#### Direction:
Restate all the material verbatim, except for the pictures.

#### Raw records:
____
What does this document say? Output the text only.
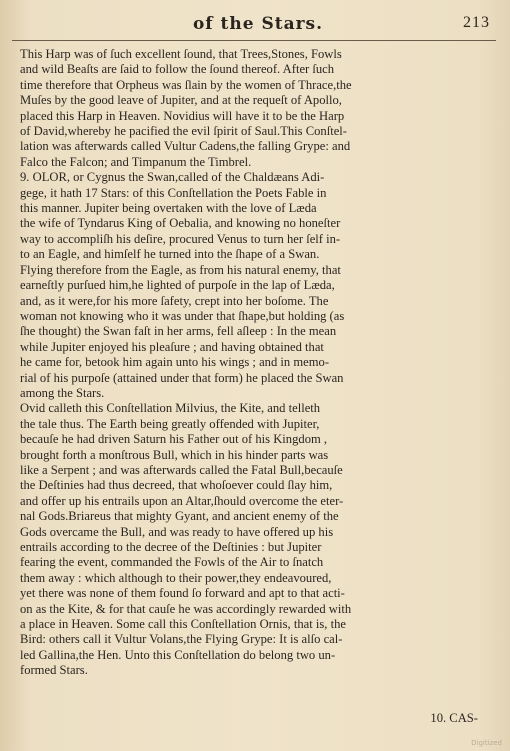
of the Stars.	213
This Harp was of ſuch excellent ſound, that Trees,Stones, Fowls
and wild Beaſts are ſaid to follow the ſound thereof. After ſuch
time therefore that Orpheus was ſlain by the women of Thrace,the
Muſes by the good leave of Jupiter, and at the requeſt of Apollo,
placed this Harp in Heaven. Novidius will have it to be the Harp
of David,whereby he pacified the evil ſpirit of Saul.This Conſtel-
lation was afterwards called Vultur Cadens,the falling Grype: and
Falco the Falcon; and Timpanum the Timbrel.
9. OLOR, or Cygnus the Swan,called of the Chaldæans Adi-
gege, it hath 17 Stars: of this Conſtellation the Poets Fable in
this manner. Jupiter being overtaken with the love of Læda
the wife of Tyndarus King of Oebalia, and knowing no honeſter
way to accompliſh his deſire, procured Venus to turn her ſelf in-
to an Eagle, and himſelf he turned into the ſhape of a Swan.
Flying therefore from the Eagle, as from his natural enemy, that
earneſtly purſued him,he lighted of purpoſe in the lap of Læda,
and, as it were,for his more ſafety, crept into her boſome. The
woman not knowing who it was under that ſhape,but holding (as
ſhe thought) the Swan faſt in her arms, fell aſleep : In the mean
while Jupiter enjoyed his pleaſure ; and having obtained that
he came for, betook him again unto his wings ; and in memo-
rial of his purpoſe (attained under that form) he placed the Swan
among the Stars.
Ovid calleth this Conſtellation Milvius, the Kite, and telleth
the tale thus. The Earth being greatly offended with Jupiter,
becauſe he had driven Saturn his Father out of his Kingdom ,
brought forth a monſtrous Bull, which in his hinder parts was
like a Serpent ; and was afterwards called the Fatal Bull,becauſe
the Deſtinies had thus decreed, that whoſoever could ſlay him,
and offer up his entrails upon an Altar,ſhould overcome the eter-
nal Gods.Briareus that mighty Gyant, and ancient enemy of the
Gods overcame the Bull, and was ready to have offered up his
entrails according to the decree of the Deſtinies : but Jupiter
fearing the event, commanded the Fowls of the Air to ſnatch
them away : which although to their power,they endeavoured,
yet there was none of them found ſo forward and apt to that acti-
on as the Kite, & for that cauſe he was accordingly rewarded with
a place in Heaven. Some call this Conſtellation Ornis, that is, the
Bird: others call it Vultur Volans,the Flying Grype: It is alſo cal-
led Gallina,the Hen. Unto this Conſtellation do belong two un-
formed Stars.
10. CAS-
Digitized
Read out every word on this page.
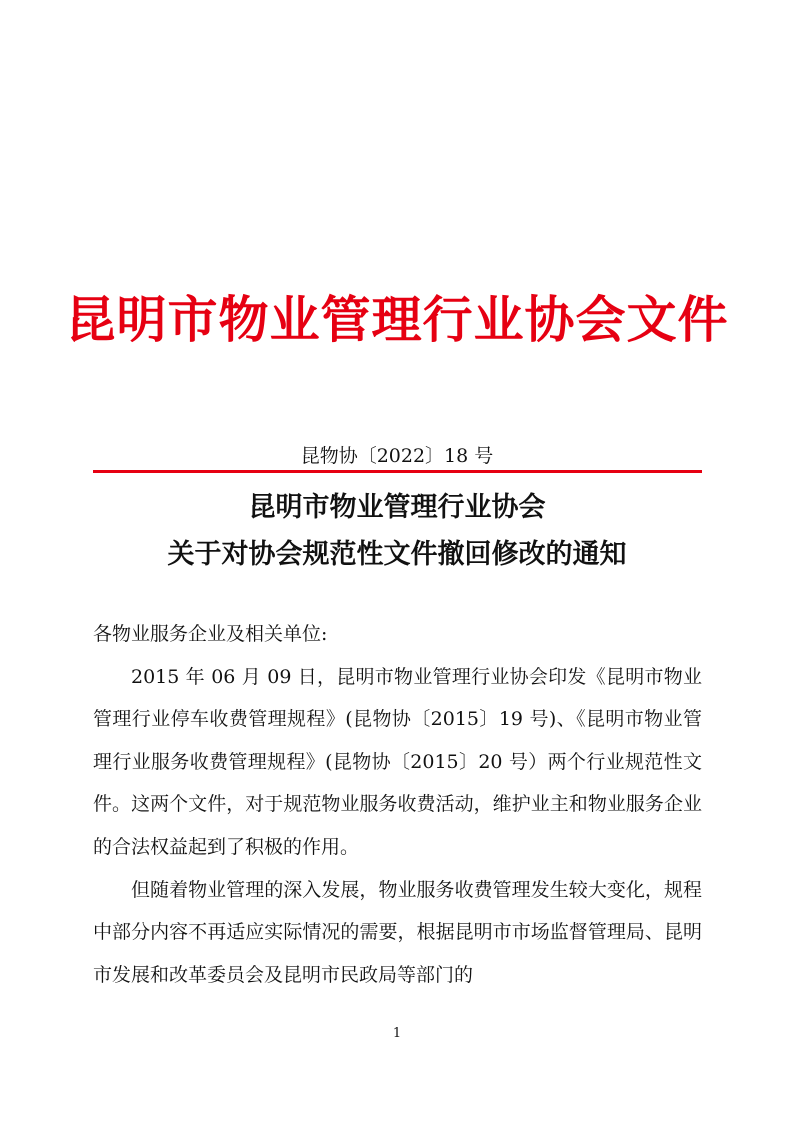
昆明市物业管理行业协会文件
昆物协〔2022〕18 号
昆明市物业管理行业协会
关于对协会规范性文件撤回修改的通知

各物业服务企业及相关单位:

2015 年 06 月 09 日，昆明市物业管理行业协会印发《昆明市物业管理行业停车收费管理规程》(昆物协〔2015〕19 号)、《昆明市物业管理行业服务收费管理规程》(昆物协〔2015〕20 号）两个行业规范性文件。这两个文件，对于规范物业服务收费活动，维护业主和物业服务企业的合法权益起到了积极的作用。

但随着物业管理的深入发展，物业服务收费管理发生较大变化，规程中部分内容不再适应实际情况的需要，根据昆明市市场监督管理局、昆明市发展和改革委员会及昆明市民政局等部门的

1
____
#### Output for this exercise:
What does this document say? Output the text only.
of the Stars.	213
This Harp was of ſuch excellent ſound, that Trees,Stones, Fowls
and wild Beaſts are ſaid to follow the ſound thereof. After ſuch
time therefore that Orpheus was ſlain by the women of Thrace,the
Muſes by the good leave of Jupiter, and at the requeſt of Apollo,
placed this Harp in Heaven. Novidius will have it to be the Harp
of David,whereby he pacified the evil ſpirit of Saul.This Conſtel-
lation was afterwards called Vultur Cadens,the falling Grype: and
Falco the Falcon; and Timpanum the Timbrel.
9. OLOR, or Cygnus the Swan,called of the Chaldæans Adi-
gege, it hath 17 Stars: of this Conſtellation the Poets Fable in
this manner. Jupiter being overtaken with the love of Læda
the wife of Tyndarus King of Oebalia, and knowing no honeſter
way to accompliſh his deſire, procured Venus to turn her ſelf in-
to an Eagle, and himſelf he turned into the ſhape of a Swan.
Flying therefore from the Eagle, as from his natural enemy, that
earneſtly purſued him,he lighted of purpoſe in the lap of Læda,
and, as it were,for his more ſafety, crept into her boſome. The
woman not knowing who it was under that ſhape,but holding (as
ſhe thought) the Swan faſt in her arms, fell aſleep : In the mean
while Jupiter enjoyed his pleaſure ; and having obtained that
he came for, betook him again unto his wings ; and in memo-
rial of his purpoſe (attained under that form) he placed the Swan
among the Stars.
Ovid calleth this Conſtellation Milvius, the Kite, and telleth
the tale thus. The Earth being greatly offended with Jupiter,
becauſe he had driven Saturn his Father out of his Kingdom ,
brought forth a monſtrous Bull, which in his hinder parts was
like a Serpent ; and was afterwards called the Fatal Bull,becauſe
the Deſtinies had thus decreed, that whoſoever could ſlay him,
and offer up his entrails upon an Altar,ſhould overcome the eter-
nal Gods.Briareus that mighty Gyant, and ancient enemy of the
Gods overcame the Bull, and was ready to have offered up his
entrails according to the decree of the Deſtinies : but Jupiter
fearing the event, commanded the Fowls of the Air to ſnatch
them away : which although to their power,they endeavoured,
yet there was none of them found ſo forward and apt to that acti-
on as the Kite, & for that cauſe he was accordingly rewarded with
a place in Heaven. Some call this Conſtellation Ornis, that is, the
Bird: others call it Vultur Volans,the Flying Grype: It is alſo cal-
led Gallina,the Hen. Unto this Conſtellation do belong two un-
formed Stars.
10. CAS-
Digitized
Read out every word on this page.
昆明市物业管理行业协会文件
昆物协〔2022〕18 号
昆明市物业管理行业协会
关于对协会规范性文件撤回修改的通知

各物业服务企业及相关单位:

2015 年 06 月 09 日，昆明市物业管理行业协会印发《昆明市物业管理行业停车收费管理规程》(昆物协〔2015〕19 号)、《昆明市物业管理行业服务收费管理规程》(昆物协〔2015〕20 号）两个行业规范性文件。这两个文件，对于规范物业服务收费活动，维护业主和物业服务企业的合法权益起到了积极的作用。

但随着物业管理的深入发展，物业服务收费管理发生较大变化，规程中部分内容不再适应实际情况的需要，根据昆明市市场监督管理局、昆明市发展和改革委员会及昆明市民政局等部门的

1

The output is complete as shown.